DIRECTION: Keep the images out and copy every entry below exactly.

MATERIAL FOR THE TASK:
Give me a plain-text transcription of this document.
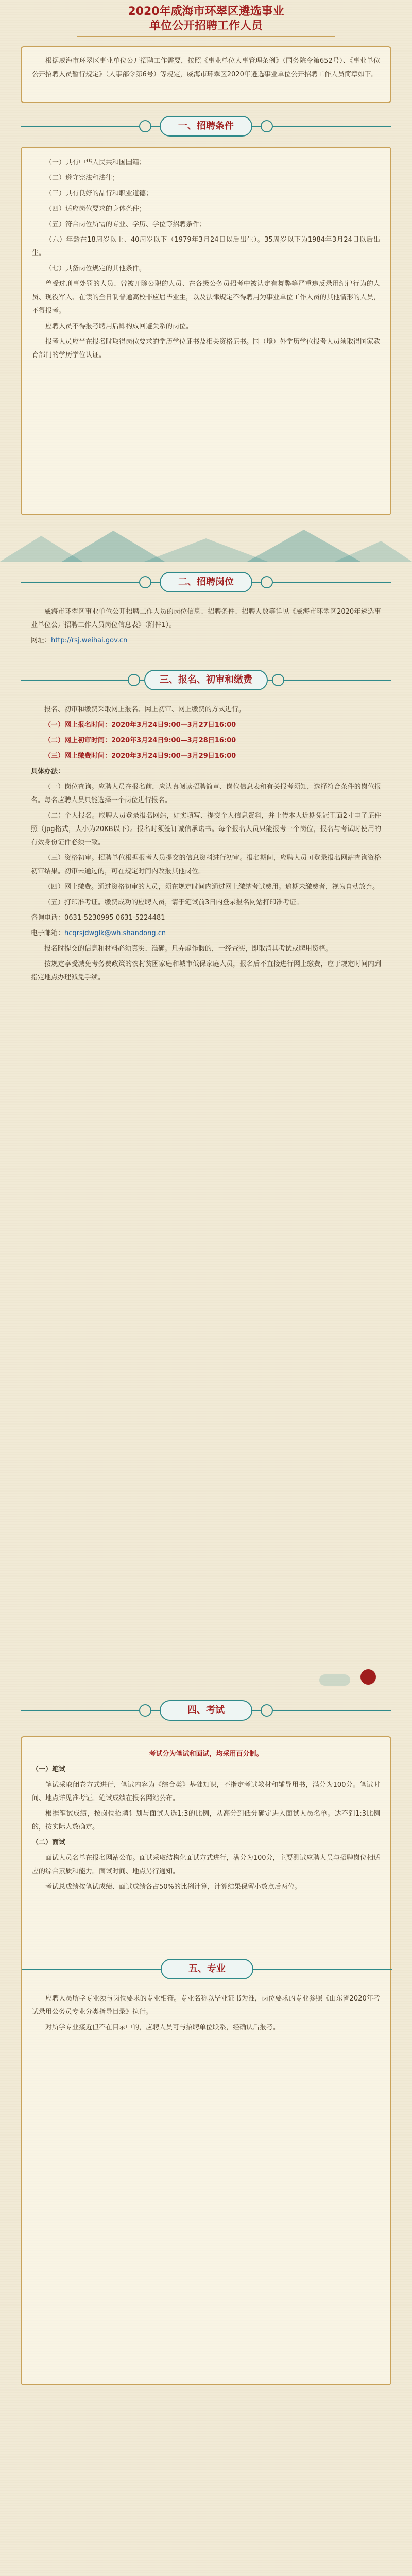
2020年威海市环翠区遴选事业
单位公开招聘工作人员

根据威海市环翠区事业单位公开招聘工作需要，按照《事业单位人事管理条例》（国务院令第652号）、《事业单位公开招聘人员暂行规定》（人事部令第6号）等规定，威海市环翠区2020年遴选事业单位公开招聘工作人员简章如下。

一、招聘条件

（一）具有中华人民共和国国籍；

（二）遵守宪法和法律；

（三）具有良好的品行和职业道德；

（四）适应岗位要求的身体条件；

（五）符合岗位所需的专业、学历、学位等招聘条件；

（六）年龄在18周岁以上、40周岁以下（1979年3月24日以后出生）。35周岁以下为1984年3月24日以后出生。

（七）具备岗位规定的其他条件。

曾受过刑事处罚的人员、曾被开除公职的人员、在各级公务员招考中被认定有舞弊等严重违反录用纪律行为的人员、现役军人、在读的全日制普通高校非应届毕业生，以及法律规定不得聘用为事业单位工作人员的其他情形的人员，不得报考。

应聘人员不得报考聘用后即构成回避关系的岗位。

报考人员应当在报名时取得岗位要求的学历学位证书及相关资格证书。国（境）外学历学位报考人员须取得国家教育部门的学历学位认证。

二、招聘岗位

威海市环翠区事业单位公开招聘工作人员的岗位信息、招聘条件、招聘人数等详见《威海市环翠区2020年遴选事业单位公开招聘工作人员岗位信息表》（附件1）。

网址：http://rsj.weihai.gov.cn

三、报名、初审和缴费

报名、初审和缴费采取网上报名、网上初审、网上缴费的方式进行。

（一）网上报名时间：2020年3月24日9:00—3月27日16:00

（二）网上初审时间：2020年3月24日9:00—3月28日16:00

（三）网上缴费时间：2020年3月24日9:00—3月29日16:00

具体办法：

（一）岗位查询。应聘人员在报名前，应认真阅读招聘简章、岗位信息表和有关报考须知，选择符合条件的岗位报名。每名应聘人员只能选择一个岗位进行报名。

（二）个人报名。应聘人员登录报名网站，如实填写、提交个人信息资料，并上传本人近期免冠正面2寸电子证件照（jpg格式，大小为20KB以下）。报名时须签订诚信承诺书。每个报名人员只能报考一个岗位，报名与考试时使用的有效身份证件必须一致。

（三）资格初审。招聘单位根据报考人员提交的信息资料进行初审。报名期间，应聘人员可登录报名网站查询资格初审结果。初审未通过的，可在规定时间内改报其他岗位。

（四）网上缴费。通过资格初审的人员，须在规定时间内通过网上缴纳考试费用。逾期未缴费者，视为自动放弃。

（五）打印准考证。缴费成功的应聘人员，请于笔试前3日内登录报名网站打印准考证。

咨询电话：0631-5230995 0631-5224481

电子邮箱：hcqrsjdwglk@wh.shandong.cn

报名时提交的信息和材料必须真实、准确。凡弄虚作假的，一经查实，即取消其考试或聘用资格。

按规定享受减免考务费政策的农村贫困家庭和城市低保家庭人员，报名后不直接进行网上缴费，应于规定时间内到指定地点办理减免手续。

四、考试

考试分为笔试和面试，均采用百分制。

（一）笔试

笔试采取闭卷方式进行，笔试内容为《综合类》基础知识，不指定考试教材和辅导用书，满分为100分。笔试时间、地点详见准考证。笔试成绩在报名网站公布。

根据笔试成绩，按岗位招聘计划与面试人选1:3的比例，从高分到低分确定进入面试人员名单。达不到1:3比例的，按实际人数确定。

（二）面试

面试人员名单在报名网站公布。面试采取结构化面试方式进行，满分为100分，主要测试应聘人员与招聘岗位相适应的综合素质和能力。面试时间、地点另行通知。

考试总成绩按笔试成绩、面试成绩各占50%的比例计算，计算结果保留小数点后两位。

五、专业

应聘人员所学专业须与岗位要求的专业相符。专业名称以毕业证书为准，岗位要求的专业参照《山东省2020年考试录用公务员专业分类指导目录》执行。

对所学专业接近但不在目录中的，应聘人员可与招聘单位联系，经确认后报考。
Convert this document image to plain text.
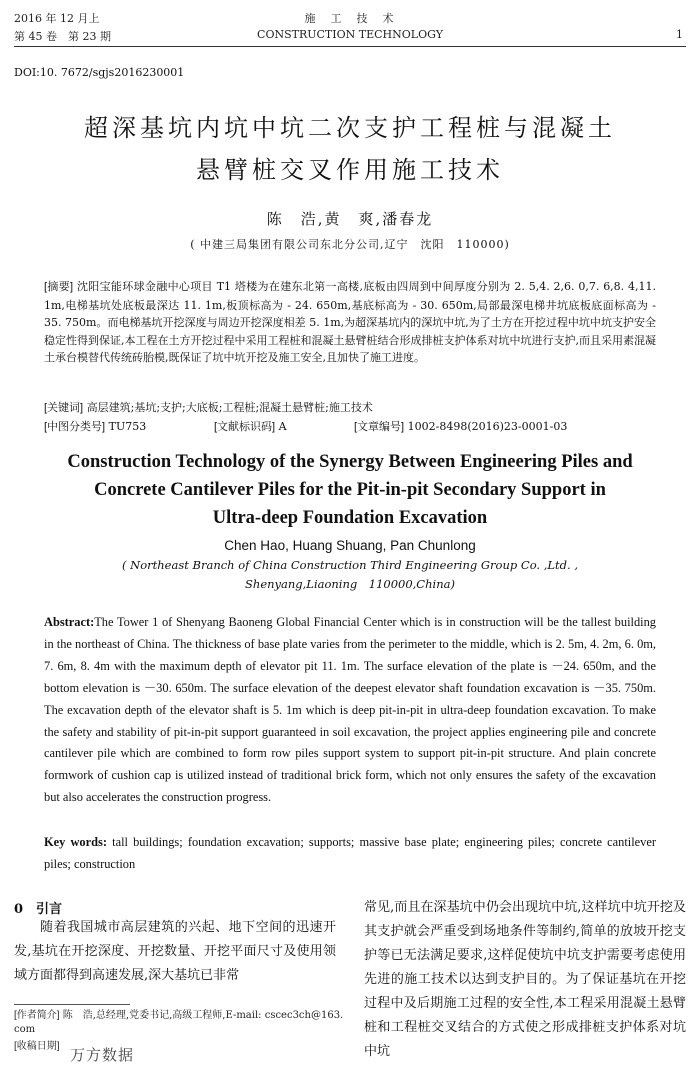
2016 年 12 月上
第 45 卷　第 23 期
施　工　技　术
CONSTRUCTION TECHNOLOGY	1
DOI:10. 7672/sgjs2016230001
超深基坑内坑中坑二次支护工程桩与混凝土
悬臂桩交叉作用施工技术
陈　浩,黄　爽,潘春龙
( 中建三局集团有限公司东北分公司,辽宁　沈阳　110000)
[摘要] 沈阳宝能环球金融中心项目 T1 塔楼为在建东北第一高楼,底板由四周到中间厚度分别为 2. 5,4. 2,6. 0,7. 6,8. 4,11. 1m,电梯基坑处底板最深达 11. 1m,板顶标高为 - 24. 650m,基底标高为 - 30. 650m,局部最深电梯井坑底板底面标高为 - 35. 750m。而电梯基坑开挖深度与周边开挖深度相差 5. 1m,为超深基坑内的深坑中坑,为了土方在开挖过程中坑中坑支护安全稳定性得到保证,本工程在土方开挖过程中采用工程桩和混凝土悬臂桩结合形成排桩支护体系对坑中坑进行支护,而且采用素混凝土承台模替代传统砖胎模,既保证了坑中坑开挖及施工安全,且加快了施工进度。
[关键词] 高层建筑;基坑;支护;大底板;工程桩;混凝土悬臂桩;施工技术
[中图分类号] TU753	[文献标识码] A	[文章编号] 1002-8498(2016)23-0001-03
Construction Technology of the Synergy Between Engineering Piles and
Concrete Cantilever Piles for the Pit-in-pit Secondary Support in
Ultra-deep Foundation Excavation
Chen Hao, Huang Shuang, Pan Chunlong
( Northeast Branch of China Construction Third Engineering Group Co. ,Ltd. ,
Shenyang,Liaoning　110000,China)
Abstract:The Tower 1 of Shenyang Baoneng Global Financial Center which is in construction will be the tallest building in the northeast of China. The thickness of base plate varies from the perimeter to the middle, which is 2. 5m, 4. 2m, 6. 0m, 7. 6m, 8. 4m with the maximum depth of elevator pit 11. 1m. The surface elevation of the plate is －24. 650m, and the bottom elevation is －30. 650m. The surface elevation of the deepest elevator shaft foundation excavation is －35. 750m. The excavation depth of the elevator shaft is 5. 1m which is deep pit-in-pit in ultra-deep foundation excavation. To make the safety and stability of pit-in-pit support guaranteed in soil excavation, the project applies engineering pile and concrete cantilever pile which are combined to form row piles support system to support pit-in-pit structure. And plain concrete formwork of cushion cap is utilized instead of traditional brick form, which not only ensures the safety of the excavation but also accelerates the construction progress.
Key words: tall buildings; foundation excavation; supports; massive base plate; engineering piles; concrete cantilever piles; construction
0　引言
随着我国城市高层建筑的兴起、地下空间的迅速开发,基坑在开挖深度、开挖数量、开挖平面尺寸及使用领域方面都得到高速发展,深大基坑已非常
常见,而且在深基坑中仍会出现坑中坑,这样坑中坑开挖及其支护就会严重受到场地条件等制约,简单的放坡开挖支护等已无法满足要求,这样促使坑中坑支护需要考虑使用先进的施工技术以达到支护目的。为了保证基坑在开挖过程中及后期施工过程的安全性,本工程采用混凝土悬臂桩和工程桩交叉结合的方式使之形成排桩支护体系对坑中坑
[作者简介] 陈　浩,总经理,党委书记,高级工程师,E-mail: cscec3ch@163. com
[收稿日期]
万方数据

ANSWER FOR THIS EXERCISE:
Give me a plain-text transcription of this document.
2020年威海市环翠区遴选事业
单位公开招聘工作人员

根据威海市环翠区事业单位公开招聘工作需要，按照《事业单位人事管理条例》（国务院令第652号）、《事业单位公开招聘人员暂行规定》（人事部令第6号）等规定，威海市环翠区2020年遴选事业单位公开招聘工作人员简章如下。

一、招聘条件

（一）具有中华人民共和国国籍；

（二）遵守宪法和法律；

（三）具有良好的品行和职业道德；

（四）适应岗位要求的身体条件；

（五）符合岗位所需的专业、学历、学位等招聘条件；

（六）年龄在18周岁以上、40周岁以下（1979年3月24日以后出生）。35周岁以下为1984年3月24日以后出生。

（七）具备岗位规定的其他条件。

曾受过刑事处罚的人员、曾被开除公职的人员、在各级公务员招考中被认定有舞弊等严重违反录用纪律行为的人员、现役军人、在读的全日制普通高校非应届毕业生，以及法律规定不得聘用为事业单位工作人员的其他情形的人员，不得报考。

应聘人员不得报考聘用后即构成回避关系的岗位。

报考人员应当在报名时取得岗位要求的学历学位证书及相关资格证书。国（境）外学历学位报考人员须取得国家教育部门的学历学位认证。

二、招聘岗位

威海市环翠区事业单位公开招聘工作人员的岗位信息、招聘条件、招聘人数等详见《威海市环翠区2020年遴选事业单位公开招聘工作人员岗位信息表》（附件1）。

网址：http://rsj.weihai.gov.cn

三、报名、初审和缴费

报名、初审和缴费采取网上报名、网上初审、网上缴费的方式进行。

（一）网上报名时间：2020年3月24日9:00—3月27日16:00

（二）网上初审时间：2020年3月24日9:00—3月28日16:00

（三）网上缴费时间：2020年3月24日9:00—3月29日16:00

具体办法：

（一）岗位查询。应聘人员在报名前，应认真阅读招聘简章、岗位信息表和有关报考须知，选择符合条件的岗位报名。每名应聘人员只能选择一个岗位进行报名。

（二）个人报名。应聘人员登录报名网站，如实填写、提交个人信息资料，并上传本人近期免冠正面2寸电子证件照（jpg格式，大小为20KB以下）。报名时须签订诚信承诺书。每个报名人员只能报考一个岗位，报名与考试时使用的有效身份证件必须一致。

（三）资格初审。招聘单位根据报考人员提交的信息资料进行初审。报名期间，应聘人员可登录报名网站查询资格初审结果。初审未通过的，可在规定时间内改报其他岗位。

（四）网上缴费。通过资格初审的人员，须在规定时间内通过网上缴纳考试费用。逾期未缴费者，视为自动放弃。

（五）打印准考证。缴费成功的应聘人员，请于笔试前3日内登录报名网站打印准考证。

咨询电话：0631-5230995 0631-5224481

电子邮箱：hcqrsjdwglk@wh.shandong.cn

报名时提交的信息和材料必须真实、准确。凡弄虚作假的，一经查实，即取消其考试或聘用资格。

按规定享受减免考务费政策的农村贫困家庭和城市低保家庭人员，报名后不直接进行网上缴费，应于规定时间内到指定地点办理减免手续。

四、考试

考试分为笔试和面试，均采用百分制。

（一）笔试

笔试采取闭卷方式进行，笔试内容为《综合类》基础知识，不指定考试教材和辅导用书，满分为100分。笔试时间、地点详见准考证。笔试成绩在报名网站公布。

根据笔试成绩，按岗位招聘计划与面试人选1:3的比例，从高分到低分确定进入面试人员名单。达不到1:3比例的，按实际人数确定。

（二）面试

面试人员名单在报名网站公布。面试采取结构化面试方式进行，满分为100分，主要测试应聘人员与招聘岗位相适应的综合素质和能力。面试时间、地点另行通知。

考试总成绩按笔试成绩、面试成绩各占50%的比例计算，计算结果保留小数点后两位。

五、专业

应聘人员所学专业须与岗位要求的专业相符。专业名称以毕业证书为准，岗位要求的专业参照《山东省2020年考试录用公务员专业分类指导目录》执行。

对所学专业接近但不在目录中的，应聘人员可与招聘单位联系，经确认后报考。
Convert this document image to plain text.
2016 年 12 月上
第 45 卷　第 23 期
施　工　技　术
CONSTRUCTION TECHNOLOGY	1
DOI:10. 7672/sgjs2016230001
超深基坑内坑中坑二次支护工程桩与混凝土
悬臂桩交叉作用施工技术
陈　浩,黄　爽,潘春龙
( 中建三局集团有限公司东北分公司,辽宁　沈阳　110000)
[摘要] 沈阳宝能环球金融中心项目 T1 塔楼为在建东北第一高楼,底板由四周到中间厚度分别为 2. 5,4. 2,6. 0,7. 6,8. 4,11. 1m,电梯基坑处底板最深达 11. 1m,板顶标高为 - 24. 650m,基底标高为 - 30. 650m,局部最深电梯井坑底板底面标高为 - 35. 750m。而电梯基坑开挖深度与周边开挖深度相差 5. 1m,为超深基坑内的深坑中坑,为了土方在开挖过程中坑中坑支护安全稳定性得到保证,本工程在土方开挖过程中采用工程桩和混凝土悬臂桩结合形成排桩支护体系对坑中坑进行支护,而且采用素混凝土承台模替代传统砖胎模,既保证了坑中坑开挖及施工安全,且加快了施工进度。
[关键词] 高层建筑;基坑;支护;大底板;工程桩;混凝土悬臂桩;施工技术
[中图分类号] TU753	[文献标识码] A	[文章编号] 1002-8498(2016)23-0001-03
Construction Technology of the Synergy Between Engineering Piles and
Concrete Cantilever Piles for the Pit-in-pit Secondary Support in
Ultra-deep Foundation Excavation
Chen Hao, Huang Shuang, Pan Chunlong
( Northeast Branch of China Construction Third Engineering Group Co. ,Ltd. ,
Shenyang,Liaoning　110000,China)
Abstract:The Tower 1 of Shenyang Baoneng Global Financial Center which is in construction will be the tallest building in the northeast of China. The thickness of base plate varies from the perimeter to the middle, which is 2. 5m, 4. 2m, 6. 0m, 7. 6m, 8. 4m with the maximum depth of elevator pit 11. 1m. The surface elevation of the plate is －24. 650m, and the bottom elevation is －30. 650m. The surface elevation of the deepest elevator shaft foundation excavation is －35. 750m. The excavation depth of the elevator shaft is 5. 1m which is deep pit-in-pit in ultra-deep foundation excavation. To make the safety and stability of pit-in-pit support guaranteed in soil excavation, the project applies engineering pile and concrete cantilever pile which are combined to form row piles support system to support pit-in-pit structure. And plain concrete formwork of cushion cap is utilized instead of traditional brick form, which not only ensures the safety of the excavation but also accelerates the construction progress.
Key words: tall buildings; foundation excavation; supports; massive base plate; engineering piles; concrete cantilever piles; construction
0　引言
随着我国城市高层建筑的兴起、地下空间的迅速开发,基坑在开挖深度、开挖数量、开挖平面尺寸及使用领域方面都得到高速发展,深大基坑已非常
常见,而且在深基坑中仍会出现坑中坑,这样坑中坑开挖及其支护就会严重受到场地条件等制约,简单的放坡开挖支护等已无法满足要求,这样促使坑中坑支护需要考虑使用先进的施工技术以达到支护目的。为了保证基坑在开挖过程中及后期施工过程的安全性,本工程采用混凝土悬臂桩和工程桩交叉结合的方式使之形成排桩支护体系对坑中坑
[作者简介] 陈　浩,总经理,党委书记,高级工程师,E-mail: cscec3ch@163. com
[收稿日期]
万方数据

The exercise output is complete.